(GIVEN REQUEST): Give, as a bare number, the count of lines that contain the word "Event".

┌────────

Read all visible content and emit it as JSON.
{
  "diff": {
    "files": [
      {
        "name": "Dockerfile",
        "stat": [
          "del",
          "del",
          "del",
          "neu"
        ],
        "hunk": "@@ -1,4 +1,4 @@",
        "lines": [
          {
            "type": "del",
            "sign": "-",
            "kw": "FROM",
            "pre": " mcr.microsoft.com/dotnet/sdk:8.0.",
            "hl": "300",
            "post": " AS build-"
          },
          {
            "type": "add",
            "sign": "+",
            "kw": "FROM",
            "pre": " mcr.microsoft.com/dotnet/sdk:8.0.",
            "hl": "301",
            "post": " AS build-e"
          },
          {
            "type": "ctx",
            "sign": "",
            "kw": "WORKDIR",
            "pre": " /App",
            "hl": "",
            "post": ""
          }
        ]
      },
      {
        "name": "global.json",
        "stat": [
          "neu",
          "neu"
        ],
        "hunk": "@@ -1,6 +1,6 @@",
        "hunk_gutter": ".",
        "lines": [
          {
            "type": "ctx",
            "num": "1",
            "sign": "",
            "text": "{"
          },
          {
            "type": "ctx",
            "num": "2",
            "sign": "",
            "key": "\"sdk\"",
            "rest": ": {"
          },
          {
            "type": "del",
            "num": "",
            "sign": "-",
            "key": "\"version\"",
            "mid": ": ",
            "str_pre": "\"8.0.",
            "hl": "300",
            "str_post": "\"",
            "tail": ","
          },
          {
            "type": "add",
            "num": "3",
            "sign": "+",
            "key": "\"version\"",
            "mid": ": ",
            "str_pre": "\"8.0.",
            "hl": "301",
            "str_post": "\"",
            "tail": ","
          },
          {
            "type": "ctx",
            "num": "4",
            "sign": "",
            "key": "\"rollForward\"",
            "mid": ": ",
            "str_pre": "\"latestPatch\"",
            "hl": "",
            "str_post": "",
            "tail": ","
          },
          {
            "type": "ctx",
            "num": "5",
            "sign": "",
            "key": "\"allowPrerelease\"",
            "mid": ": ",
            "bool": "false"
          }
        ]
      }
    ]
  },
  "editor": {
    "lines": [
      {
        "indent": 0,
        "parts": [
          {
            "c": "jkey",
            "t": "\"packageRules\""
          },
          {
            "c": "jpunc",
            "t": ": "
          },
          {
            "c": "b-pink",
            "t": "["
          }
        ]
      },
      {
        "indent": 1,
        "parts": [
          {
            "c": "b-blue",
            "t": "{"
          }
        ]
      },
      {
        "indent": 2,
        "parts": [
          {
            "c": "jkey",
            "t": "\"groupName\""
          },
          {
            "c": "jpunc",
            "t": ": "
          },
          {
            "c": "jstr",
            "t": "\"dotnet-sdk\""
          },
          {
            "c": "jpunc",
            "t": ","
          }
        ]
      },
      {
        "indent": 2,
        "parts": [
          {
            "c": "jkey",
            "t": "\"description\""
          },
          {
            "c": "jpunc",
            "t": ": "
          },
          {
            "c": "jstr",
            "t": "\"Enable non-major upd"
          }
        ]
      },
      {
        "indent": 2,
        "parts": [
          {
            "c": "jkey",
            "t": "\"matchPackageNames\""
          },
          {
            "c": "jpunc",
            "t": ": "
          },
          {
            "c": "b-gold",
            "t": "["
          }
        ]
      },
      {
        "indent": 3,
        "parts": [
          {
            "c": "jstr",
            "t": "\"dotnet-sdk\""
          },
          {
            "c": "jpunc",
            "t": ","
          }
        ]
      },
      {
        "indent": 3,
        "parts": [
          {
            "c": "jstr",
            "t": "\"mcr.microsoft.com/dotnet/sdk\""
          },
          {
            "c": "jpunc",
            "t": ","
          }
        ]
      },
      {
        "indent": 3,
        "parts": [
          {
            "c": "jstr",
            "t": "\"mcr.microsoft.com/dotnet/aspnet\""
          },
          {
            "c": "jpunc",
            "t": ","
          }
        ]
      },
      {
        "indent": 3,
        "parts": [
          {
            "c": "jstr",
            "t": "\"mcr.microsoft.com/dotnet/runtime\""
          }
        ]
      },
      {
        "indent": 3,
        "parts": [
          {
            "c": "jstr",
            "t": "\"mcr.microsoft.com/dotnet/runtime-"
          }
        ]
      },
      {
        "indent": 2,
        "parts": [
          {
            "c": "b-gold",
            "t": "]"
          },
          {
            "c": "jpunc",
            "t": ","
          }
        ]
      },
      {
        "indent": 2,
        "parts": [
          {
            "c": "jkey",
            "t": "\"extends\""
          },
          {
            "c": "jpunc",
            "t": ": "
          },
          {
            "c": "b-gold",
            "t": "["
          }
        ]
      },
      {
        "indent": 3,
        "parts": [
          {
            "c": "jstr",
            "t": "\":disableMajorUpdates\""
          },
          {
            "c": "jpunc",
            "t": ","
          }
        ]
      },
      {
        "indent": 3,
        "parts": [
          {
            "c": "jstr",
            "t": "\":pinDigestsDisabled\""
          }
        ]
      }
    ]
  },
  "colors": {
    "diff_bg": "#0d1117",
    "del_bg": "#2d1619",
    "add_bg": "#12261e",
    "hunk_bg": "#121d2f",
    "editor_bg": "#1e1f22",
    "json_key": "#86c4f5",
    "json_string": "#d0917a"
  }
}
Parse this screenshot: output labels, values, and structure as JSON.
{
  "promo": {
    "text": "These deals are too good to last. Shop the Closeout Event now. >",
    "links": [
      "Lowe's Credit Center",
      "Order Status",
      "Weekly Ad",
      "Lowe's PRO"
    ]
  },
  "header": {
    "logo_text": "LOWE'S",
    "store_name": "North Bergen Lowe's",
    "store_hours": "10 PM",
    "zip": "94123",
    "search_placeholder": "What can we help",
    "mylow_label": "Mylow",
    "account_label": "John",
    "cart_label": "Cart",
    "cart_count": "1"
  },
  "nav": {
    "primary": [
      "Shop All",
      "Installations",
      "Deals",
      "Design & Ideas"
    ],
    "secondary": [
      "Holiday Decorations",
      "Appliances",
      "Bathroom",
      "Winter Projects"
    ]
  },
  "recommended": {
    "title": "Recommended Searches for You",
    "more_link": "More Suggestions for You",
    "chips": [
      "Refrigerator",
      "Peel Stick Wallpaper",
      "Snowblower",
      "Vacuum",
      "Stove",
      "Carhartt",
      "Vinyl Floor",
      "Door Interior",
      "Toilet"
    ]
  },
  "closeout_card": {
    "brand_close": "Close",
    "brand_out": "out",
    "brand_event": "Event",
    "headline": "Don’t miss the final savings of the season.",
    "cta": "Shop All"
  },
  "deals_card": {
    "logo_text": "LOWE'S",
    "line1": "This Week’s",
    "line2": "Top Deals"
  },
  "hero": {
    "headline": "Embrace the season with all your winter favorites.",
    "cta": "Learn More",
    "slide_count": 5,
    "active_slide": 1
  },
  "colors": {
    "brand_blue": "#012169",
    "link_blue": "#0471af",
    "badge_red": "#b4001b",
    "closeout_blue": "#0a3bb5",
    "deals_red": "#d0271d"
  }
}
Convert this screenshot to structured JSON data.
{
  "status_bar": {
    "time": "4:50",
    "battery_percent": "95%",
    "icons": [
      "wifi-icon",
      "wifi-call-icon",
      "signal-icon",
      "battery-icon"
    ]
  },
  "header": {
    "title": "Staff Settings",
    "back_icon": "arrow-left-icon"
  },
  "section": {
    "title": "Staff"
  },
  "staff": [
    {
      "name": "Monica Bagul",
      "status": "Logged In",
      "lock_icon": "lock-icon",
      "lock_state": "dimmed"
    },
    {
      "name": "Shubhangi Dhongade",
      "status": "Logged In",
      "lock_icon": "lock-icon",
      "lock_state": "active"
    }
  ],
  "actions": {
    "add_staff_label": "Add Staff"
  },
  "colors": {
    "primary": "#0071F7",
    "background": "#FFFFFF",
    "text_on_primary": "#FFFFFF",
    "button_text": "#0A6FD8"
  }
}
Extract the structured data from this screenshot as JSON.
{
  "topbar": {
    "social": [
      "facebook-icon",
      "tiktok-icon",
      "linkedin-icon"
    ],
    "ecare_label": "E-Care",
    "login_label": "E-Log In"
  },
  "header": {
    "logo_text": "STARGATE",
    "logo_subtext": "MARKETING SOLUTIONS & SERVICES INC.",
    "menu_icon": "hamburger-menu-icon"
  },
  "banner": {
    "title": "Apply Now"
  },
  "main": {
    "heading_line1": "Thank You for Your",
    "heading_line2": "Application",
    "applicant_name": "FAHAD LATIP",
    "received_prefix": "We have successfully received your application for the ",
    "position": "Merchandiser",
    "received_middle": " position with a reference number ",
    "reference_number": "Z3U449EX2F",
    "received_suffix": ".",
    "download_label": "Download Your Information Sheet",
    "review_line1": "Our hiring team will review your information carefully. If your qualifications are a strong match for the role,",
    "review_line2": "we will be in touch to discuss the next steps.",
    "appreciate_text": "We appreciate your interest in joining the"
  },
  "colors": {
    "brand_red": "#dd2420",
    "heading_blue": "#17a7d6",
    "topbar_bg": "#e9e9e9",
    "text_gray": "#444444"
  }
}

└────────

(OUTPUT OF THE EXERCISE): 2